Recorded data
>>>>>

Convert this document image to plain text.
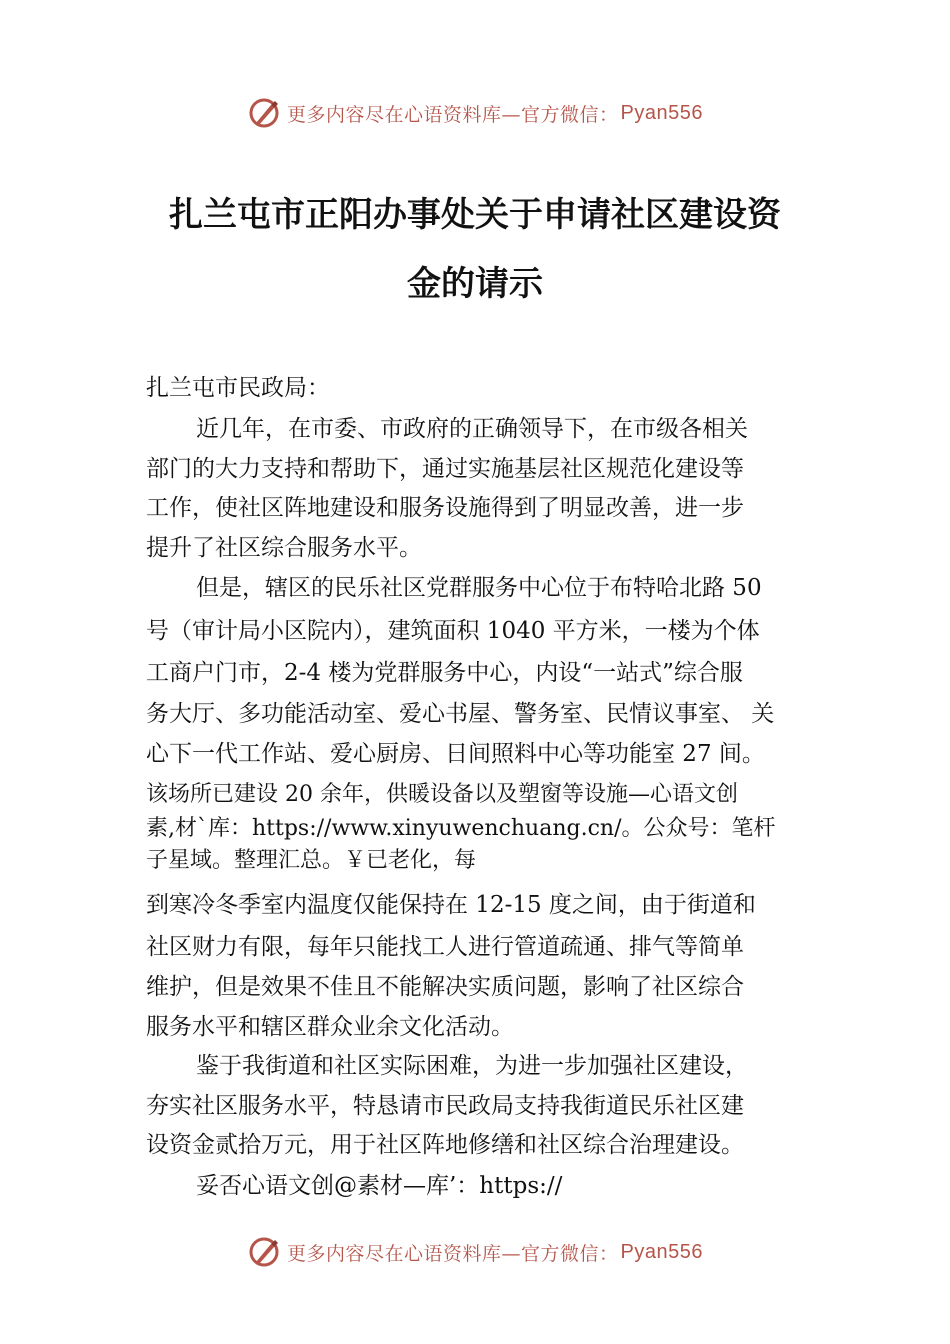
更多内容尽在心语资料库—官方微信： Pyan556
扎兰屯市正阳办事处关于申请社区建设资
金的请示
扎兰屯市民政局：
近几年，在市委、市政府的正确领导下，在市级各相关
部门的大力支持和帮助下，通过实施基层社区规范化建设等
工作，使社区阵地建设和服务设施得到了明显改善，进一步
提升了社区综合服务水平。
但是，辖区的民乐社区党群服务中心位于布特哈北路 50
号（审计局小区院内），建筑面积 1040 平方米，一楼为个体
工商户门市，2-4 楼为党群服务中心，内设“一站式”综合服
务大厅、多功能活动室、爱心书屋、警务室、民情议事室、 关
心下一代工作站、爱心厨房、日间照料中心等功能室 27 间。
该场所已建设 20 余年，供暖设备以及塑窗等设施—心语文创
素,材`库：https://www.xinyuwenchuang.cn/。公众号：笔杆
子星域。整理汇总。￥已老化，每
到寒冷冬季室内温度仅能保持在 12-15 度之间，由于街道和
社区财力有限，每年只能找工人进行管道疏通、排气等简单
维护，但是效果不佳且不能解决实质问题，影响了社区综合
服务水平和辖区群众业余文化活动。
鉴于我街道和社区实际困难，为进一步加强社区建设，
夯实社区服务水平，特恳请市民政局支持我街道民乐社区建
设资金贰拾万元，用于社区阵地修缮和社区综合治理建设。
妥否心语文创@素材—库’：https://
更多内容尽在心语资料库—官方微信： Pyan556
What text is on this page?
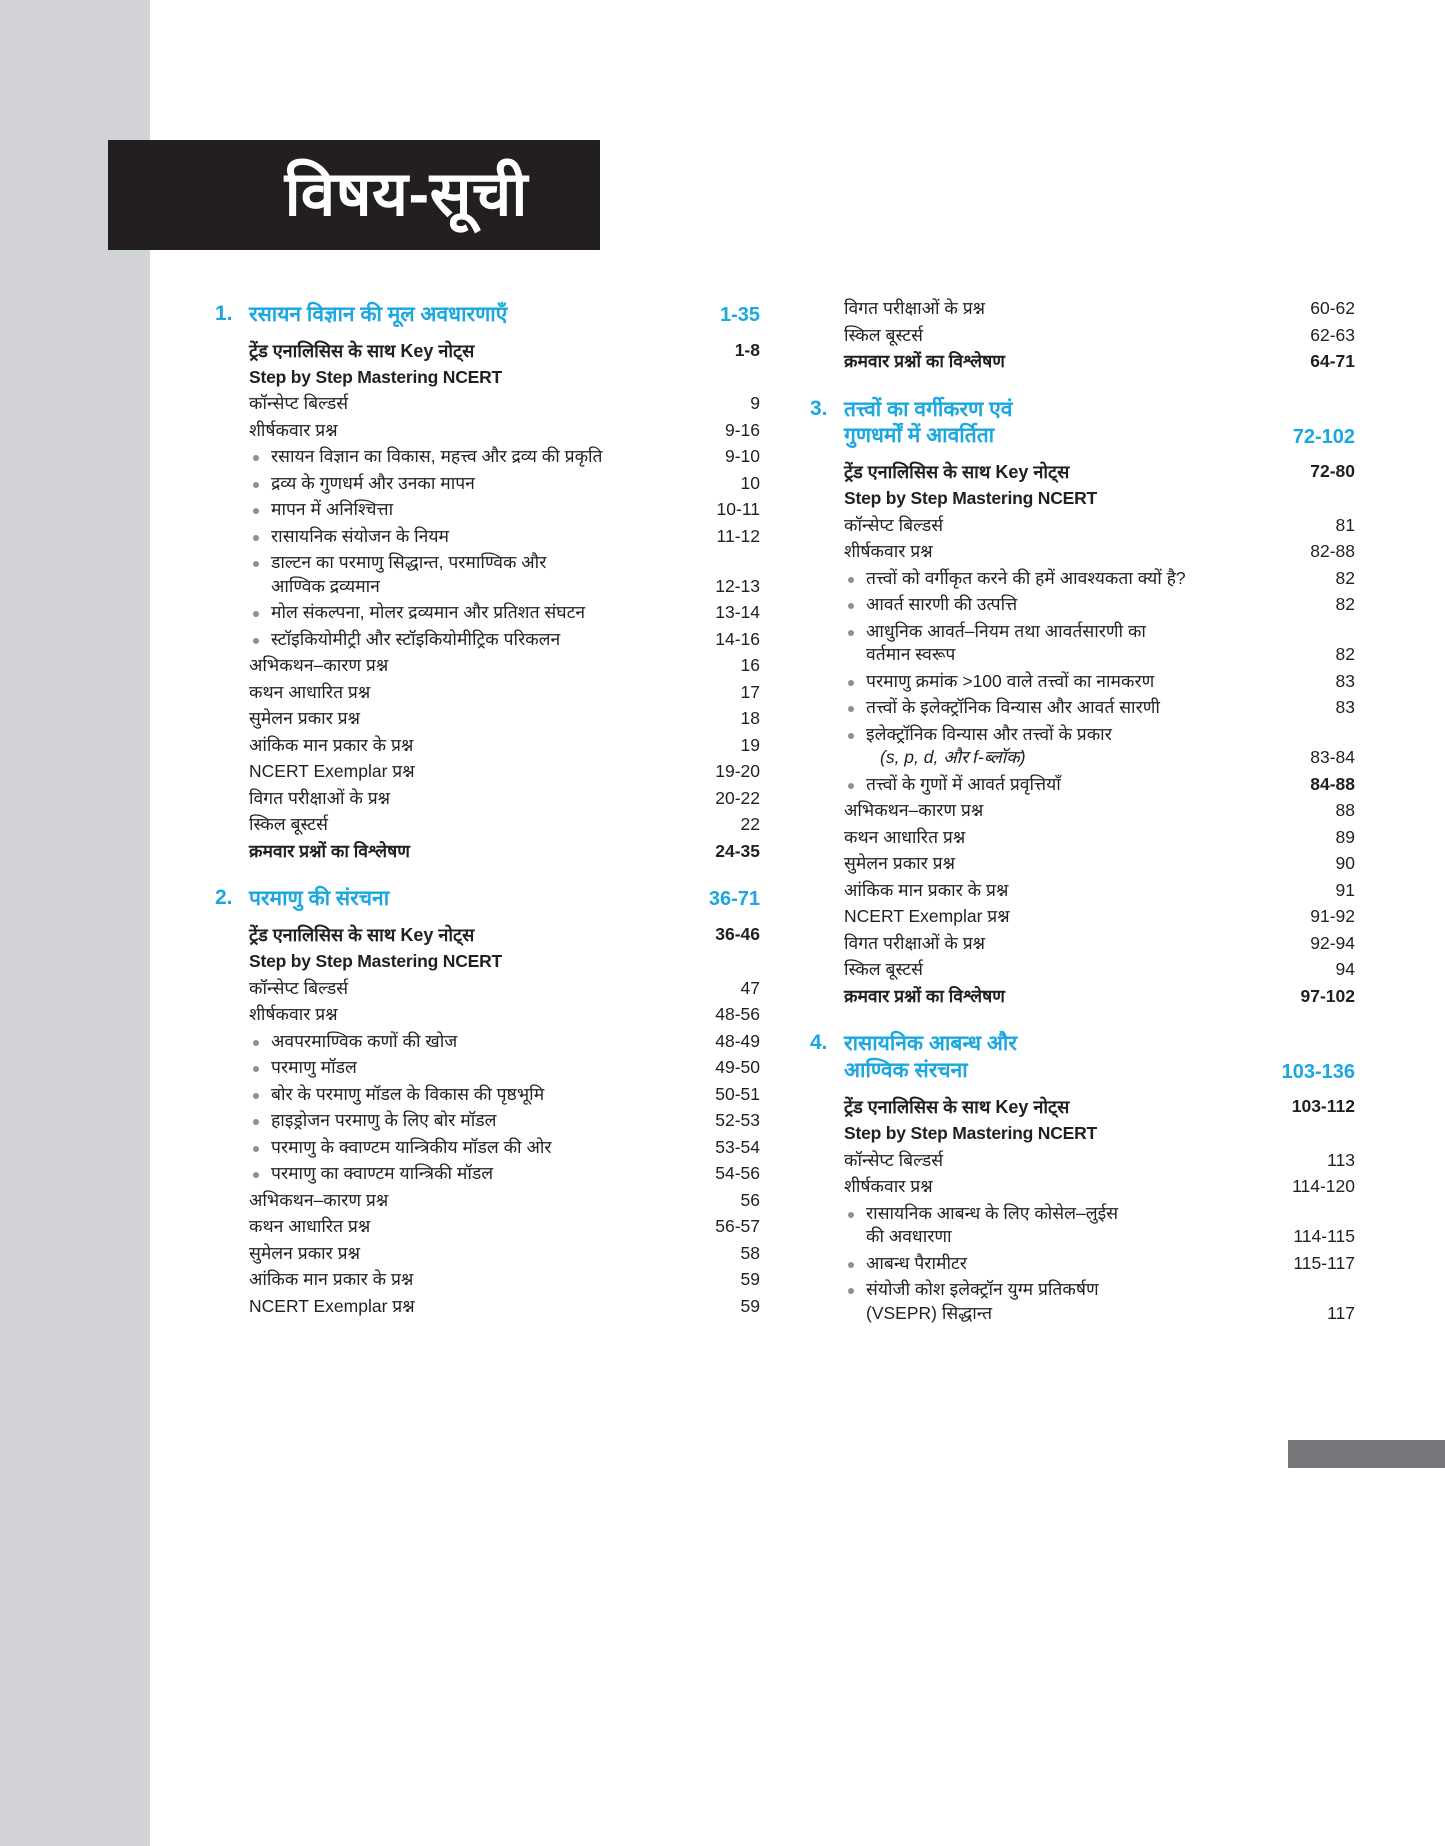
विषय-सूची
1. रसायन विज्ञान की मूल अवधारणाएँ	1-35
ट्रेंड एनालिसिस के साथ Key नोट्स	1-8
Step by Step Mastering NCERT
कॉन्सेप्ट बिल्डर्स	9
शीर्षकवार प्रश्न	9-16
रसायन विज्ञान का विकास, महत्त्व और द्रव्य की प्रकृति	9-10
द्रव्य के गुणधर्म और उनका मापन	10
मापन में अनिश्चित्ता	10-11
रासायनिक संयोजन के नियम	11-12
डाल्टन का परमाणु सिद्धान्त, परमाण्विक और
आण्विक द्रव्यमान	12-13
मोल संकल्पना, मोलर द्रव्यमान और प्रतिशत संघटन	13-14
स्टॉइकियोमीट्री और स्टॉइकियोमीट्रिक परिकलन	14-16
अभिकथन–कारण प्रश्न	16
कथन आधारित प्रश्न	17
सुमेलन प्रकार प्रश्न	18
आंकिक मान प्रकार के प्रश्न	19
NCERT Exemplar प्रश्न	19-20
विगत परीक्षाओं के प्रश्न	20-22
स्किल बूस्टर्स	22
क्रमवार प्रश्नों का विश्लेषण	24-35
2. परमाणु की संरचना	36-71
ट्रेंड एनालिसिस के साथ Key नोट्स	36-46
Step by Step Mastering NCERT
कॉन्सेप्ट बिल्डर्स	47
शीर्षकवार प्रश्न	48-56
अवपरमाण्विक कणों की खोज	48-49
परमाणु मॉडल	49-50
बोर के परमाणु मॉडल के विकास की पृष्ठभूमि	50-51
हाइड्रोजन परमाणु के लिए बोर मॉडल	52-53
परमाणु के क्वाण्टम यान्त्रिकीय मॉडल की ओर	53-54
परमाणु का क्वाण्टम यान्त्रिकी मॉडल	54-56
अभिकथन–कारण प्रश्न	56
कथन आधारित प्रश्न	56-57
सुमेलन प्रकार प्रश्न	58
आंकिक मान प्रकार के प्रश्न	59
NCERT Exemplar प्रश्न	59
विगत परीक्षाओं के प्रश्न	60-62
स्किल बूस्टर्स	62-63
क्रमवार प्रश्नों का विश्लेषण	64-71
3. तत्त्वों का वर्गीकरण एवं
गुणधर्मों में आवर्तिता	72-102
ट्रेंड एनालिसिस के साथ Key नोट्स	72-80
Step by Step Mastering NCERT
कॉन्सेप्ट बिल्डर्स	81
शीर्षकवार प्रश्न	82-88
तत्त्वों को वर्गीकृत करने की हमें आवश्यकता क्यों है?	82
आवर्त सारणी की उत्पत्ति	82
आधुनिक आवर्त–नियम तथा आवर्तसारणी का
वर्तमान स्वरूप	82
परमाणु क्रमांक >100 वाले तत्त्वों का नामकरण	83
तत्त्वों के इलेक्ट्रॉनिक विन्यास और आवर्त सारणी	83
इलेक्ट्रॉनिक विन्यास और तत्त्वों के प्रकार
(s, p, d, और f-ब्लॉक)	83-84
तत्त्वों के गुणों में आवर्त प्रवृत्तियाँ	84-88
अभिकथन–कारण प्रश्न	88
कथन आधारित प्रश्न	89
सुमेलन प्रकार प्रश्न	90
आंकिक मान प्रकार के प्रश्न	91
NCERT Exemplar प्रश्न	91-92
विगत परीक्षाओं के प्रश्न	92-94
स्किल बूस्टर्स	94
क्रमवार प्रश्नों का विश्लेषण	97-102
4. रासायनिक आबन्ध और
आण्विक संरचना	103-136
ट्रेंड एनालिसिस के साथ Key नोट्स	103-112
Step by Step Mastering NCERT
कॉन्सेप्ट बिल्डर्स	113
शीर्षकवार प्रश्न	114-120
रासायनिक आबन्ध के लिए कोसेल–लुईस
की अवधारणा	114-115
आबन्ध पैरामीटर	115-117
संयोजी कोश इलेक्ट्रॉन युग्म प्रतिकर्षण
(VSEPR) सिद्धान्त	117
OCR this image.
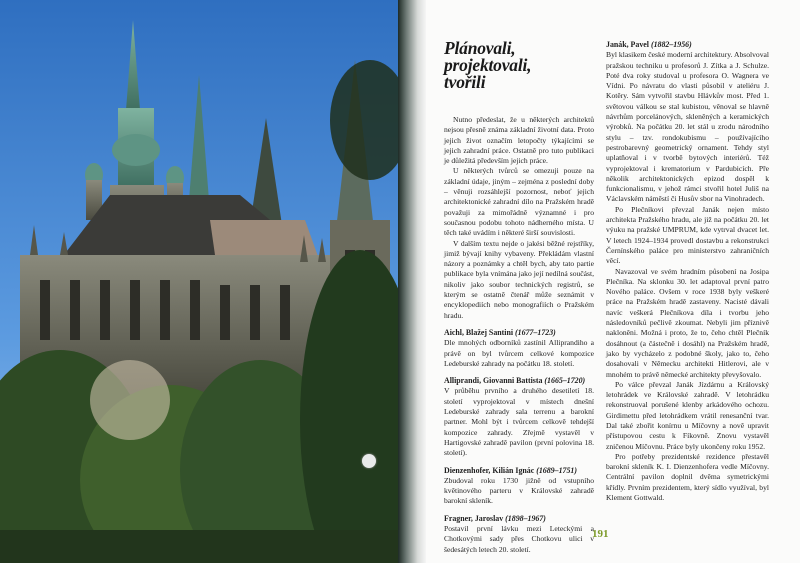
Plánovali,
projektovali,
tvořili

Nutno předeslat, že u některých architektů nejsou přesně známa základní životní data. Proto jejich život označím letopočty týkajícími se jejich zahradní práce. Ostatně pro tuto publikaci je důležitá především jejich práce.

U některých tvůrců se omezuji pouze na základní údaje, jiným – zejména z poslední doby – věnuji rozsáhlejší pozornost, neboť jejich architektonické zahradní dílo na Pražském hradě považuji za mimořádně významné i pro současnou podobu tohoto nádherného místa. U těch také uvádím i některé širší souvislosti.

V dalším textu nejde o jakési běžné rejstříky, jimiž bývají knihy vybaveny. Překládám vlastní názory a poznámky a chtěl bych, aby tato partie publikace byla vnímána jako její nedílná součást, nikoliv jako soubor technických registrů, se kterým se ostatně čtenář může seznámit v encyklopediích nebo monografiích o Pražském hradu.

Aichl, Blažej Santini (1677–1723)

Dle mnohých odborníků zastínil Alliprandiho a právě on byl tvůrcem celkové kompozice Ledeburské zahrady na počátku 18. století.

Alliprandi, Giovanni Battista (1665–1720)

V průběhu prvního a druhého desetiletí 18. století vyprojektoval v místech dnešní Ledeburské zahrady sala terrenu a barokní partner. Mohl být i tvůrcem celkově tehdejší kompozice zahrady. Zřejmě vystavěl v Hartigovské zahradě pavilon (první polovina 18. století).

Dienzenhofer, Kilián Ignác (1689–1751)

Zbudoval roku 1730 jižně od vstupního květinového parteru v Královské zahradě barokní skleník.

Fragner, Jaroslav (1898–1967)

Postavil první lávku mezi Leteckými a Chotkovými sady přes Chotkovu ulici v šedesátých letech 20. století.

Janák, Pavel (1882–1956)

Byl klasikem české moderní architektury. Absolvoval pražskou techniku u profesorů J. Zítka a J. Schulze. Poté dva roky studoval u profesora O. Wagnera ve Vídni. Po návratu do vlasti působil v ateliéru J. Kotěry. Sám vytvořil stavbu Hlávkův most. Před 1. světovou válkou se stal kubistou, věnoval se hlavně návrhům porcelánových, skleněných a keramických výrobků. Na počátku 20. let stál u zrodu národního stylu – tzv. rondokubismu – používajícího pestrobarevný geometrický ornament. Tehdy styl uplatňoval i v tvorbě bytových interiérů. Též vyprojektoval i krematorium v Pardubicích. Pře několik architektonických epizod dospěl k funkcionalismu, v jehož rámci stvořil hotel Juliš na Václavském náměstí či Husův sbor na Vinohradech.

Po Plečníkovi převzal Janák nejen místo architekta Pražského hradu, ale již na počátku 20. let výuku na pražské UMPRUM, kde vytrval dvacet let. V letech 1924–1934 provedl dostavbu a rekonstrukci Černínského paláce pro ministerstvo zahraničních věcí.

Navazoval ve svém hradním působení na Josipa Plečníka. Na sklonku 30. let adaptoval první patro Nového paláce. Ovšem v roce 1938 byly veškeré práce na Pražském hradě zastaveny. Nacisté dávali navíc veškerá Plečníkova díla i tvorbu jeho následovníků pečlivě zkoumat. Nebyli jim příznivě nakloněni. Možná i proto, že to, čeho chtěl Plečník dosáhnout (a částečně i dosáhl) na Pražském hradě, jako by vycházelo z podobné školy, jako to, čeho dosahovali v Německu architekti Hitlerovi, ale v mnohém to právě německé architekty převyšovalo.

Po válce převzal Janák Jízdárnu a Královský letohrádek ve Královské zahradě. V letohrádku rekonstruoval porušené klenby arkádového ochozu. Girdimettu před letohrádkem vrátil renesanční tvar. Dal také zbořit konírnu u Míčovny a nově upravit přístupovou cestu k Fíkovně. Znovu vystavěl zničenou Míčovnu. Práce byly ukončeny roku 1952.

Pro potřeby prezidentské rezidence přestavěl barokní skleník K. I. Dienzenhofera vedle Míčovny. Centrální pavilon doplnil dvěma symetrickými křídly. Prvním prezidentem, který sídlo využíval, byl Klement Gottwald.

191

<<<<<

Task brief: Copy each line of the records above that carries the word "this".

Reply:
Convert this document image to plain text.
What text is on this page?
OCR this image.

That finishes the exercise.